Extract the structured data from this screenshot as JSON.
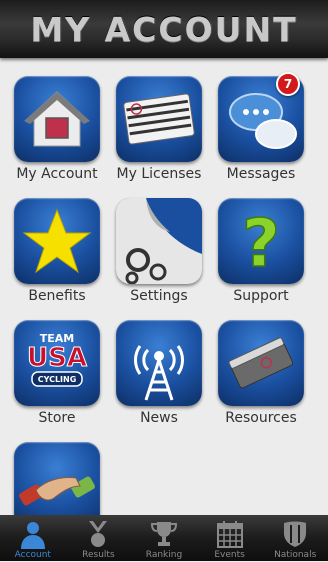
{
  "header": {
    "title": "MY ACCOUNT"
  },
  "tiles": [
    {
      "label": "My Account"
    },
    {
      "label": "My Licenses"
    },
    {
      "label": "Messages",
      "badge": "7"
    },
    {
      "label": "Benefits"
    },
    {
      "label": "Settings"
    },
    {
      "label": "Support"
    },
    {
      "label": "Store",
      "icon_text": [
        "TEAM",
        "USA",
        "CYCLING"
      ]
    },
    {
      "label": "News"
    },
    {
      "label": "Resources"
    },
    {
      "label": ""
    }
  ],
  "tabbar": {
    "tabs": [
      {
        "label": "Account",
        "icon": "person-icon",
        "active": true
      },
      {
        "label": "Results",
        "icon": "medal-icon"
      },
      {
        "label": "Ranking",
        "icon": "trophy-icon"
      },
      {
        "label": "Events",
        "icon": "calendar-icon"
      },
      {
        "label": "Nationals",
        "icon": "shield-icon"
      }
    ]
  },
  "colors": {
    "accent": "#3b86d6",
    "badge": "#d21a1a",
    "tile": "#1a4f9f"
  }
}
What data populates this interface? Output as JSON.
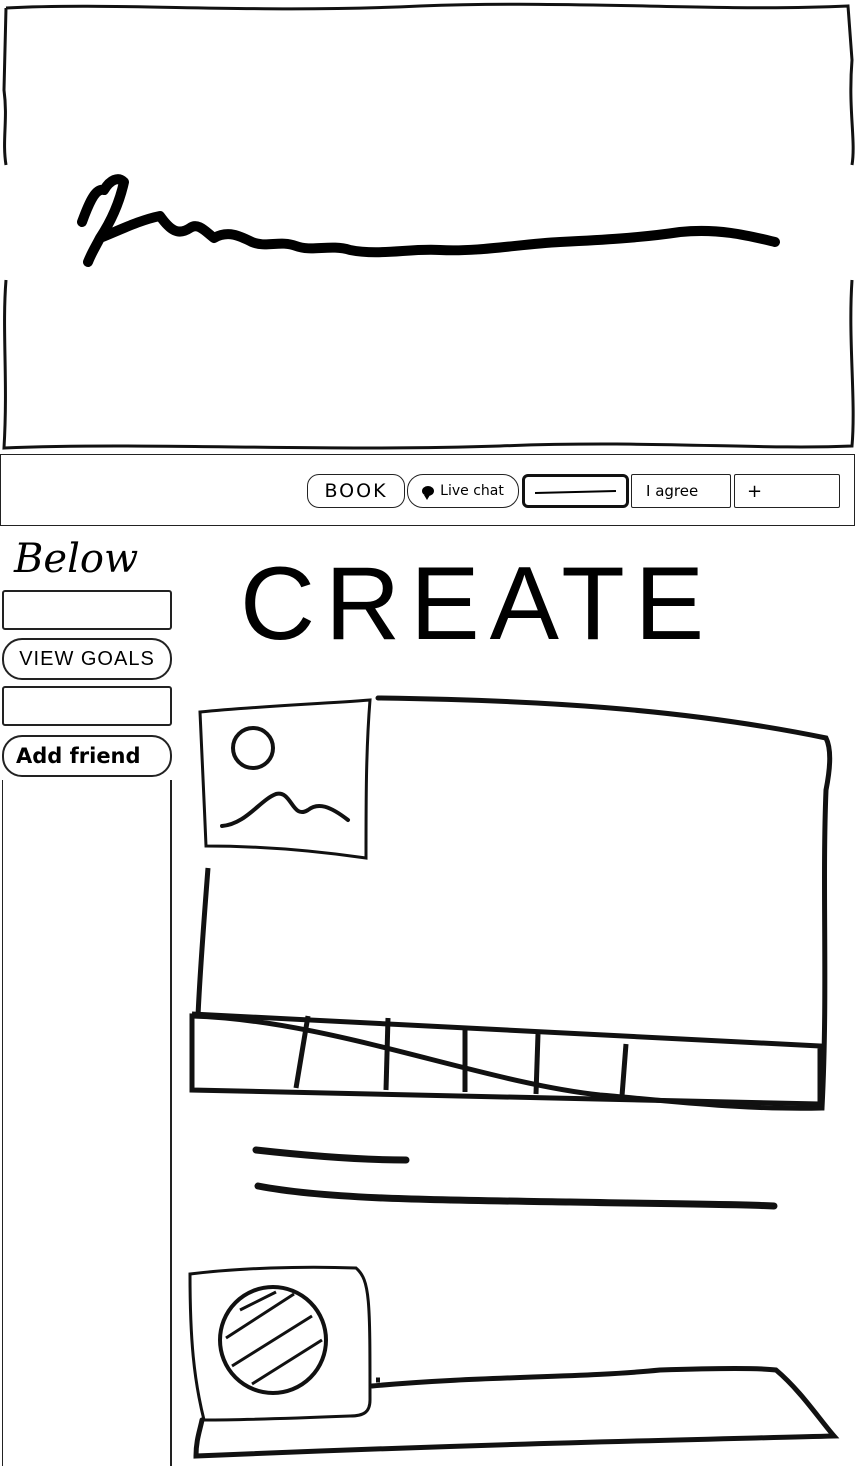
{
  "banner": {
    "signature_icon": "handwritten-signature"
  },
  "toolbar": {
    "book_label": "BOOK",
    "live_chat_label": "Live chat",
    "text_field_value": "",
    "agree_label": "I agree",
    "plus_label": "+"
  },
  "sidebar": {
    "title": "Below",
    "input_1_value": "",
    "view_goals_label": "VIEW GOALS",
    "input_2_value": "",
    "add_friend_label": "Add friend"
  },
  "main": {
    "heading": "CREATE",
    "card": {
      "image_icon": "image-placeholder-icon",
      "tab_count": 6
    },
    "text_lines_icon": "text-placeholder",
    "profile": {
      "avatar_icon": "avatar-placeholder-icon"
    }
  }
}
—————
• **Exercise objective**
Exactly as written, give again every line from the one containing "What data populates" through the last line of the material, both included, with the pictures left out.

• **Result of the exercise**
What data populates this interface? Output as JSON.
{
  "banner": {
    "signature_icon": "handwritten-signature"
  },
  "toolbar": {
    "book_label": "BOOK",
    "live_chat_label": "Live chat",
    "text_field_value": "",
    "agree_label": "I agree",
    "plus_label": "+"
  },
  "sidebar": {
    "title": "Below",
    "input_1_value": "",
    "view_goals_label": "VIEW GOALS",
    "input_2_value": "",
    "add_friend_label": "Add friend"
  },
  "main": {
    "heading": "CREATE",
    "card": {
      "image_icon": "image-placeholder-icon",
      "tab_count": 6
    },
    "text_lines_icon": "text-placeholder",
    "profile": {
      "avatar_icon": "avatar-placeholder-icon"
    }
  }
}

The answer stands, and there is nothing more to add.